- _WORK INSTRUCTIONS_: Repeat the entire listing exactly as written.

(Records that describe figures)
* * * *

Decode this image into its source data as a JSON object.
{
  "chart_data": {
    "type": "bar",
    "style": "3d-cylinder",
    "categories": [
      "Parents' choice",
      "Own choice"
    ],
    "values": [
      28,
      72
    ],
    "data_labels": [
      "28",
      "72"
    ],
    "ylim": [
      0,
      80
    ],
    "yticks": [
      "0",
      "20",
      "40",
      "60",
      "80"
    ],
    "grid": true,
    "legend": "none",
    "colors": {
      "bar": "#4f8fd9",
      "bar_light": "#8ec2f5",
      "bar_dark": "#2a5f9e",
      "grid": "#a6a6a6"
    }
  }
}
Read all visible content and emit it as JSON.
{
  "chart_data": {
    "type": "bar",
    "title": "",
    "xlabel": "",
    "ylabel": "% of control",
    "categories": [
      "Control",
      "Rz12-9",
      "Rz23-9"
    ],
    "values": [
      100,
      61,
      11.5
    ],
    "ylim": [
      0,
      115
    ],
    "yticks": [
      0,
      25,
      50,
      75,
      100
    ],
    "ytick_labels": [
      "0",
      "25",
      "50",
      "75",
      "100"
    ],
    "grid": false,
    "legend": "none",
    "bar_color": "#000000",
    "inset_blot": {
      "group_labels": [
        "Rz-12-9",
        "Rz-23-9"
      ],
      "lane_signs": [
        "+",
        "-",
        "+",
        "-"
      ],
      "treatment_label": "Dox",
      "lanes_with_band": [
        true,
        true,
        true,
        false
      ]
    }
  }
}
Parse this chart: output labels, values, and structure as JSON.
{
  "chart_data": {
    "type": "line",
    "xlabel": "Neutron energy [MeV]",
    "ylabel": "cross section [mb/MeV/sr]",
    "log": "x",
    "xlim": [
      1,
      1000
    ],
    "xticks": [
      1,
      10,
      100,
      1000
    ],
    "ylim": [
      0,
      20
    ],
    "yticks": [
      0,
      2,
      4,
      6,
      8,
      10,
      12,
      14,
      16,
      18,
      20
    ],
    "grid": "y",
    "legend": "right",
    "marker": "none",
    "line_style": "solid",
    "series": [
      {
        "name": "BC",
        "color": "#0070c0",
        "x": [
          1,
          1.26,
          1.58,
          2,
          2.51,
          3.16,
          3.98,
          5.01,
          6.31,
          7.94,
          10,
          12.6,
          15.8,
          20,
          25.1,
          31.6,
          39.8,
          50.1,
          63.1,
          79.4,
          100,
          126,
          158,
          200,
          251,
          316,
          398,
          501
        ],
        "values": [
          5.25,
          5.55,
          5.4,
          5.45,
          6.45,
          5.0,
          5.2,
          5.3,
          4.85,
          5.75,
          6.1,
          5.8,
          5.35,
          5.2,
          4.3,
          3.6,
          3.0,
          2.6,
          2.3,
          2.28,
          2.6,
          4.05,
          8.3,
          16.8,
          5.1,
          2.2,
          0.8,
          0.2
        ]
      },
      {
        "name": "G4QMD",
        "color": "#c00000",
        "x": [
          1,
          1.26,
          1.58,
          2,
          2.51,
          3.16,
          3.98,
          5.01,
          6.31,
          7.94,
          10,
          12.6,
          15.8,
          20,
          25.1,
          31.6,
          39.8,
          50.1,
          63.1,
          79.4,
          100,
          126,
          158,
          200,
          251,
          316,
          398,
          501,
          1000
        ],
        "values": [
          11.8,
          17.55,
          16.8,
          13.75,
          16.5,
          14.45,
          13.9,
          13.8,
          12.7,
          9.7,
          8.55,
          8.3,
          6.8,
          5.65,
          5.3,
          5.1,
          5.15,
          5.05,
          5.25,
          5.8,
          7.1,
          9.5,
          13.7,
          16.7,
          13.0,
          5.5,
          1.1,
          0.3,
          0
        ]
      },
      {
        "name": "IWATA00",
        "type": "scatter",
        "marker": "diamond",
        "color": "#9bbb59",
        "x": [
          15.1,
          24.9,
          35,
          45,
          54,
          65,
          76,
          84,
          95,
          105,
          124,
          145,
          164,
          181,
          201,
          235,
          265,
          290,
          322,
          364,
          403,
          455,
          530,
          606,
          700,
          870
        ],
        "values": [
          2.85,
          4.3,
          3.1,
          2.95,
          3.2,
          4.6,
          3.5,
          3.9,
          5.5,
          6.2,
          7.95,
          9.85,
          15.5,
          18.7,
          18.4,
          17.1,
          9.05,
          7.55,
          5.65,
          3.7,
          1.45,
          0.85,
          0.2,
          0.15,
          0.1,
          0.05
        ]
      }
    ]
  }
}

* * * *

- _TASK ANSWER_:
Decode this image into its source data as a JSON object.
{
  "chart_data": {
    "type": "bar",
    "style": "3d-cylinder",
    "categories": [
      "Parents' choice",
      "Own choice"
    ],
    "values": [
      28,
      72
    ],
    "data_labels": [
      "28",
      "72"
    ],
    "ylim": [
      0,
      80
    ],
    "yticks": [
      "0",
      "20",
      "40",
      "60",
      "80"
    ],
    "grid": true,
    "legend": "none",
    "colors": {
      "bar": "#4f8fd9",
      "bar_light": "#8ec2f5",
      "bar_dark": "#2a5f9e",
      "grid": "#a6a6a6"
    }
  }
}
Read all visible content and emit it as JSON.
{
  "chart_data": {
    "type": "bar",
    "title": "",
    "xlabel": "",
    "ylabel": "% of control",
    "categories": [
      "Control",
      "Rz12-9",
      "Rz23-9"
    ],
    "values": [
      100,
      61,
      11.5
    ],
    "ylim": [
      0,
      115
    ],
    "yticks": [
      0,
      25,
      50,
      75,
      100
    ],
    "ytick_labels": [
      "0",
      "25",
      "50",
      "75",
      "100"
    ],
    "grid": false,
    "legend": "none",
    "bar_color": "#000000",
    "inset_blot": {
      "group_labels": [
        "Rz-12-9",
        "Rz-23-9"
      ],
      "lane_signs": [
        "+",
        "-",
        "+",
        "-"
      ],
      "treatment_label": "Dox",
      "lanes_with_band": [
        true,
        true,
        true,
        false
      ]
    }
  }
}
Parse this chart: output labels, values, and structure as JSON.
{
  "chart_data": {
    "type": "line",
    "xlabel": "Neutron energy [MeV]",
    "ylabel": "cross section [mb/MeV/sr]",
    "log": "x",
    "xlim": [
      1,
      1000
    ],
    "xticks": [
      1,
      10,
      100,
      1000
    ],
    "ylim": [
      0,
      20
    ],
    "yticks": [
      0,
      2,
      4,
      6,
      8,
      10,
      12,
      14,
      16,
      18,
      20
    ],
    "grid": "y",
    "legend": "right",
    "marker": "none",
    "line_style": "solid",
    "series": [
      {
        "name": "BC",
        "color": "#0070c0",
        "x": [
          1,
          1.26,
          1.58,
          2,
          2.51,
          3.16,
          3.98,
          5.01,
          6.31,
          7.94,
          10,
          12.6,
          15.8,
          20,
          25.1,
          31.6,
          39.8,
          50.1,
          63.1,
          79.4,
          100,
          126,
          158,
          200,
          251,
          316,
          398,
          501
        ],
        "values": [
          5.25,
          5.55,
          5.4,
          5.45,
          6.45,
          5.0,
          5.2,
          5.3,
          4.85,
          5.75,
          6.1,
          5.8,
          5.35,
          5.2,
          4.3,
          3.6,
          3.0,
          2.6,
          2.3,
          2.28,
          2.6,
          4.05,
          8.3,
          16.8,
          5.1,
          2.2,
          0.8,
          0.2
        ]
      },
      {
        "name": "G4QMD",
        "color": "#c00000",
        "x": [
          1,
          1.26,
          1.58,
          2,
          2.51,
          3.16,
          3.98,
          5.01,
          6.31,
          7.94,
          10,
          12.6,
          15.8,
          20,
          25.1,
          31.6,
          39.8,
          50.1,
          63.1,
          79.4,
          100,
          126,
          158,
          200,
          251,
          316,
          398,
          501,
          1000
        ],
        "values": [
          11.8,
          17.55,
          16.8,
          13.75,
          16.5,
          14.45,
          13.9,
          13.8,
          12.7,
          9.7,
          8.55,
          8.3,
          6.8,
          5.65,
          5.3,
          5.1,
          5.15,
          5.05,
          5.25,
          5.8,
          7.1,
          9.5,
          13.7,
          16.7,
          13.0,
          5.5,
          1.1,
          0.3,
          0
        ]
      },
      {
        "name": "IWATA00",
        "type": "scatter",
        "marker": "diamond",
        "color": "#9bbb59",
        "x": [
          15.1,
          24.9,
          35,
          45,
          54,
          65,
          76,
          84,
          95,
          105,
          124,
          145,
          164,
          181,
          201,
          235,
          265,
          290,
          322,
          364,
          403,
          455,
          530,
          606,
          700,
          870
        ],
        "values": [
          2.85,
          4.3,
          3.1,
          2.95,
          3.2,
          4.6,
          3.5,
          3.9,
          5.5,
          6.2,
          7.95,
          9.85,
          15.5,
          18.7,
          18.4,
          17.1,
          9.05,
          7.55,
          5.65,
          3.7,
          1.45,
          0.85,
          0.2,
          0.15,
          0.1,
          0.05
        ]
      }
    ]
  }
}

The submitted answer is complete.